● **Written request**:
Repeat everything in the material exactly.

● **Dataset records**:
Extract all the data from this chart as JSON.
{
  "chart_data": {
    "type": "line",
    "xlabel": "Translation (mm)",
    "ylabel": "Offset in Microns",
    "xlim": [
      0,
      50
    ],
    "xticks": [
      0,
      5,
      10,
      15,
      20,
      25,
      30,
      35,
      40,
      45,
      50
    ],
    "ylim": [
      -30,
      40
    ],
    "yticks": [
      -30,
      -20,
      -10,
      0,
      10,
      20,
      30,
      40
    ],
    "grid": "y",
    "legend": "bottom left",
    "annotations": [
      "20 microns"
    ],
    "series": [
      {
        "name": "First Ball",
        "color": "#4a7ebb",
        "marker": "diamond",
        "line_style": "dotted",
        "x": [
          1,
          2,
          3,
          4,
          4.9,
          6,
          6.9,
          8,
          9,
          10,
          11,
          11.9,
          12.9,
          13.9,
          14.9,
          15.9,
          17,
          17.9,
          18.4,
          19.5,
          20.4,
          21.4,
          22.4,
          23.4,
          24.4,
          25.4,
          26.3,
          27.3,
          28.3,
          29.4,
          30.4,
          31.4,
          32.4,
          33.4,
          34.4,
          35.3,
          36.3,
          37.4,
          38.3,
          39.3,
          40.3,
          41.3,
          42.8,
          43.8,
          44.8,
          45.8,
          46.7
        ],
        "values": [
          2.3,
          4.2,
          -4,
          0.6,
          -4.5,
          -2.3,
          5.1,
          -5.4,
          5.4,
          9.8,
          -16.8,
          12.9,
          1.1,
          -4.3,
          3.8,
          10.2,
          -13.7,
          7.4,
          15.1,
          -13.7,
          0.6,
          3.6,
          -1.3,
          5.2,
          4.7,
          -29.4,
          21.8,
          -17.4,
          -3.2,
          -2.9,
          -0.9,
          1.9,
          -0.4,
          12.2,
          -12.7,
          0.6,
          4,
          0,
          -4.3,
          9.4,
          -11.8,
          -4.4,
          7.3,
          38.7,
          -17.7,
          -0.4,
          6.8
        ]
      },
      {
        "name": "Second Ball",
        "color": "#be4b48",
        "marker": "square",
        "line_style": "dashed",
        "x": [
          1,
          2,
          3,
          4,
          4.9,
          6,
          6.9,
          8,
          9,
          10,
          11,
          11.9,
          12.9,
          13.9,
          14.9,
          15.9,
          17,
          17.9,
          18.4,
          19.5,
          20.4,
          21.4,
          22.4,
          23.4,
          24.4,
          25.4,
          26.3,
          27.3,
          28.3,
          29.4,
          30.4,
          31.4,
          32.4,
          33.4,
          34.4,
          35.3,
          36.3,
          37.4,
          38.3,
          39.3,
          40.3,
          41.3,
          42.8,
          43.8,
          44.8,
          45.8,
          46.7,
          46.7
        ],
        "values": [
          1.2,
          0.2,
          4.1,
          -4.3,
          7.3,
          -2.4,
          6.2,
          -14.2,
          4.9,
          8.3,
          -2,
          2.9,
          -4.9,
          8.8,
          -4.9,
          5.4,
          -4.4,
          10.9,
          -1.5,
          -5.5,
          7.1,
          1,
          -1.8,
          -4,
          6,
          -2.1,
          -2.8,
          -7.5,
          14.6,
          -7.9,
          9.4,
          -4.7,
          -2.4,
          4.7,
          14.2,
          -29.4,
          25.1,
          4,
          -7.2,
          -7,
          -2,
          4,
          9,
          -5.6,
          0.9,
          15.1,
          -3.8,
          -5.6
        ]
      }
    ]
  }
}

● **Solution**:
Extract all the data from this chart as JSON.
{
  "chart_data": {
    "type": "line",
    "xlabel": "Translation (mm)",
    "ylabel": "Offset in Microns",
    "xlim": [
      0,
      50
    ],
    "xticks": [
      0,
      5,
      10,
      15,
      20,
      25,
      30,
      35,
      40,
      45,
      50
    ],
    "ylim": [
      -30,
      40
    ],
    "yticks": [
      -30,
      -20,
      -10,
      0,
      10,
      20,
      30,
      40
    ],
    "grid": "y",
    "legend": "bottom left",
    "annotations": [
      "20 microns"
    ],
    "series": [
      {
        "name": "First Ball",
        "color": "#4a7ebb",
        "marker": "diamond",
        "line_style": "dotted",
        "x": [
          1,
          2,
          3,
          4,
          4.9,
          6,
          6.9,
          8,
          9,
          10,
          11,
          11.9,
          12.9,
          13.9,
          14.9,
          15.9,
          17,
          17.9,
          18.4,
          19.5,
          20.4,
          21.4,
          22.4,
          23.4,
          24.4,
          25.4,
          26.3,
          27.3,
          28.3,
          29.4,
          30.4,
          31.4,
          32.4,
          33.4,
          34.4,
          35.3,
          36.3,
          37.4,
          38.3,
          39.3,
          40.3,
          41.3,
          42.8,
          43.8,
          44.8,
          45.8,
          46.7
        ],
        "values": [
          2.3,
          4.2,
          -4,
          0.6,
          -4.5,
          -2.3,
          5.1,
          -5.4,
          5.4,
          9.8,
          -16.8,
          12.9,
          1.1,
          -4.3,
          3.8,
          10.2,
          -13.7,
          7.4,
          15.1,
          -13.7,
          0.6,
          3.6,
          -1.3,
          5.2,
          4.7,
          -29.4,
          21.8,
          -17.4,
          -3.2,
          -2.9,
          -0.9,
          1.9,
          -0.4,
          12.2,
          -12.7,
          0.6,
          4,
          0,
          -4.3,
          9.4,
          -11.8,
          -4.4,
          7.3,
          38.7,
          -17.7,
          -0.4,
          6.8
        ]
      },
      {
        "name": "Second Ball",
        "color": "#be4b48",
        "marker": "square",
        "line_style": "dashed",
        "x": [
          1,
          2,
          3,
          4,
          4.9,
          6,
          6.9,
          8,
          9,
          10,
          11,
          11.9,
          12.9,
          13.9,
          14.9,
          15.9,
          17,
          17.9,
          18.4,
          19.5,
          20.4,
          21.4,
          22.4,
          23.4,
          24.4,
          25.4,
          26.3,
          27.3,
          28.3,
          29.4,
          30.4,
          31.4,
          32.4,
          33.4,
          34.4,
          35.3,
          36.3,
          37.4,
          38.3,
          39.3,
          40.3,
          41.3,
          42.8,
          43.8,
          44.8,
          45.8,
          46.7,
          46.7
        ],
        "values": [
          1.2,
          0.2,
          4.1,
          -4.3,
          7.3,
          -2.4,
          6.2,
          -14.2,
          4.9,
          8.3,
          -2,
          2.9,
          -4.9,
          8.8,
          -4.9,
          5.4,
          -4.4,
          10.9,
          -1.5,
          -5.5,
          7.1,
          1,
          -1.8,
          -4,
          6,
          -2.1,
          -2.8,
          -7.5,
          14.6,
          -7.9,
          9.4,
          -4.7,
          -2.4,
          4.7,
          14.2,
          -29.4,
          25.1,
          4,
          -7.2,
          -7,
          -2,
          4,
          9,
          -5.6,
          0.9,
          15.1,
          -3.8,
          -5.6
        ]
      }
    ]
  }
}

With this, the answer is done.